#### Directions
Pictures do not belong in the copy; transcribe everything else in the records exactly.

⁂

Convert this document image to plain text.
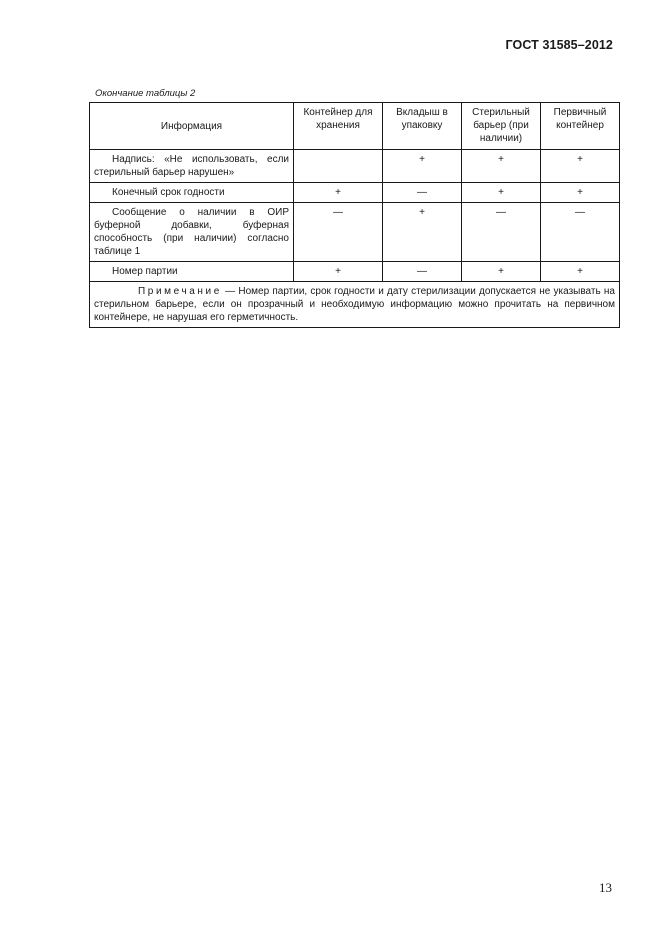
ГОСТ 31585–2012
Окончание таблицы 2
Информация	Контейнер для хранения	Вкладыш в упаковку	Стерильный барьер (при наличии)	Первичный контейнер
Надпись: «Не использовать, если стерильный барьер нарушен»		+	+	+
Конечный срок годности	+	—	+	+
Сообщение о наличии в ОИР буферной добавки, буферная способность (при наличии) согласно таблице 1	—	+	—	—
Номер партии	+	—	+	+
Примечание — Номер партии, срок годности и дату стерилизации допускается не указывать на стерильном барьере, если он прозрачный и необходимую информацию можно прочитать на первичном контейнере, не нарушая его герметичность.				
13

⁂

#### Task response
Convert this document image to plain text.
ГОСТ 31585–2012
Окончание таблицы 2
Информация	Контейнер для хранения	Вкладыш в упаковку	Стерильный барьер (при наличии)	Первичный контейнер
Надпись: «Не использовать, если стерильный барьер нарушен»		+	+	+
Конечный срок годности	+	—	+	+
Сообщение о наличии в ОИР буферной добавки, буферная способность (при наличии) согласно таблице 1	—	+	—	—
Номер партии	+	—	+	+
Примечание — Номер партии, срок годности и дату стерилизации допускается не указывать на стерильном барьере, если он прозрачный и необходимую информацию можно прочитать на первичном контейнере, не нарушая его герметичность.				
13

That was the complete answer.